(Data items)
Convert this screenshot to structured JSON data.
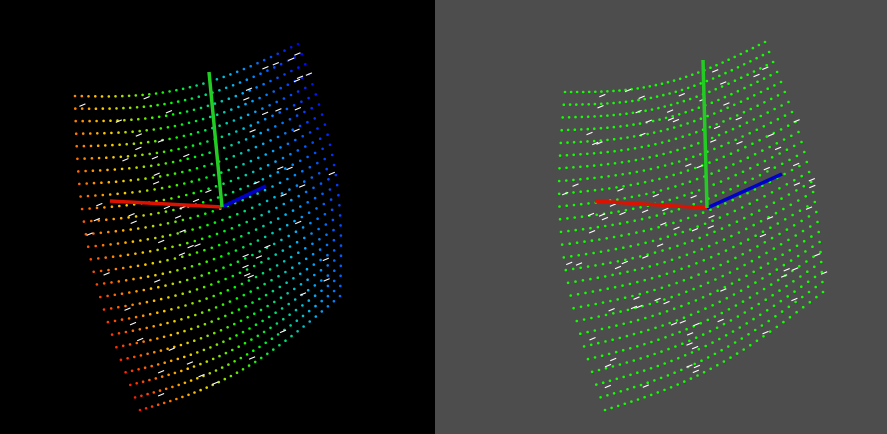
{
  "viewports": [
    {
      "id": "left",
      "background": "#000000",
      "coloring": "gradient",
      "gradient_colors": [
        "#ff1a00",
        "#ffcc00",
        "#00ff00",
        "#00b4ff",
        "#0000ff"
      ],
      "axis_colors": {
        "x": "#dd1100",
        "y": "#22cc22",
        "z": "#0000cc"
      }
    },
    {
      "id": "right",
      "background": "#4d4d4d",
      "coloring": "solid",
      "point_color": "#11ff00",
      "axis_colors": {
        "x": "#dd1100",
        "y": "#22cc22",
        "z": "#0000cc"
      }
    }
  ],
  "normal_marker_color": "#ffffff"
}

** What needs to be done **
Go through the records and show every line with the string "background" in it.

** Task response **
      "background": "#000000",
      "background": "#4d4d4d",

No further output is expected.